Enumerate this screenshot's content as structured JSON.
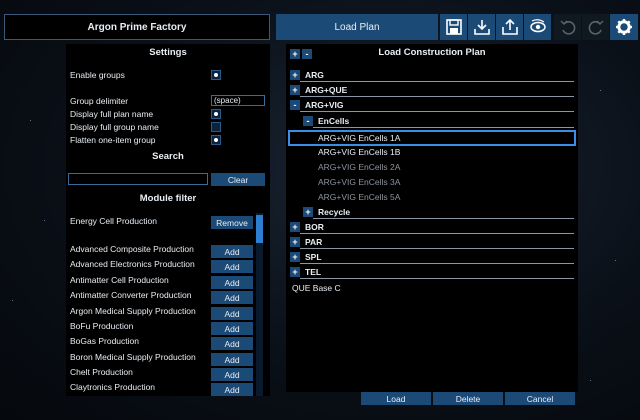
{
  "header": {
    "station_name": "Argon Prime Factory",
    "load_plan_label": "Load Plan"
  },
  "toolbar": {
    "icons": [
      "save-icon",
      "download-icon",
      "share-icon",
      "preview-icon",
      "undo-icon",
      "redo-icon",
      "gear-icon"
    ]
  },
  "settings": {
    "title": "Settings",
    "enable_groups": {
      "label": "Enable groups",
      "checked": true
    },
    "group_delimiter": {
      "label": "Group delimiter",
      "value": "(space)"
    },
    "display_full_plan_name": {
      "label": "Display full plan name",
      "checked": true
    },
    "display_full_group_name": {
      "label": "Display full group name",
      "checked": false
    },
    "flatten_one_item_group": {
      "label": "Flatten one-item group",
      "checked": true
    }
  },
  "search": {
    "title": "Search",
    "value": "",
    "clear_label": "Clear"
  },
  "module_filter": {
    "title": "Module filter",
    "active": [
      {
        "name": "Energy Cell Production",
        "action": "Remove"
      }
    ],
    "available": [
      {
        "name": "Advanced Composite Production",
        "action": "Add"
      },
      {
        "name": "Advanced Electronics Production",
        "action": "Add"
      },
      {
        "name": "Antimatter Cell Production",
        "action": "Add"
      },
      {
        "name": "Antimatter Converter Production",
        "action": "Add"
      },
      {
        "name": "Argon Medical Supply Production",
        "action": "Add"
      },
      {
        "name": "BoFu Production",
        "action": "Add"
      },
      {
        "name": "BoGas Production",
        "action": "Add"
      },
      {
        "name": "Boron Medical Supply Production",
        "action": "Add"
      },
      {
        "name": "Chelt Production",
        "action": "Add"
      },
      {
        "name": "Claytronics Production",
        "action": "Add"
      }
    ]
  },
  "plan": {
    "title": "Load Construction Plan",
    "expand_all": "+",
    "collapse_all": "-",
    "tree": [
      {
        "label": "ARG",
        "toggle": "+"
      },
      {
        "label": "ARG+QUE",
        "toggle": "+"
      },
      {
        "label": "ARG+VIG",
        "toggle": "-"
      },
      {
        "label": "EnCells",
        "toggle": "-"
      },
      {
        "label": "ARG+VIG EnCells 1A"
      },
      {
        "label": "ARG+VIG EnCells 1B"
      },
      {
        "label": "ARG+VIG EnCells 2A"
      },
      {
        "label": "ARG+VIG EnCells 3A"
      },
      {
        "label": "ARG+VIG EnCells 5A"
      },
      {
        "label": "Recycle",
        "toggle": "+"
      },
      {
        "label": "BOR",
        "toggle": "+"
      },
      {
        "label": "PAR",
        "toggle": "+"
      },
      {
        "label": "SPL",
        "toggle": "+"
      },
      {
        "label": "TEL",
        "toggle": "+"
      },
      {
        "label": "QUE Base C"
      }
    ]
  },
  "actions": {
    "load": "Load",
    "delete": "Delete",
    "cancel": "Cancel"
  },
  "colors": {
    "button": "#1c4a76",
    "selection": "#3a8ee6",
    "scroll_thumb": "#2e7ed0",
    "disabled_text": "#8d949c"
  }
}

▬▬▬▬▬▬▬▬▬▬

Your task is to gather all lines from the entries above that hold the word "title".

    "title": "Settings",
    "title": "Search",
    "title": "Module filter",
    "title": "Load Construction Plan",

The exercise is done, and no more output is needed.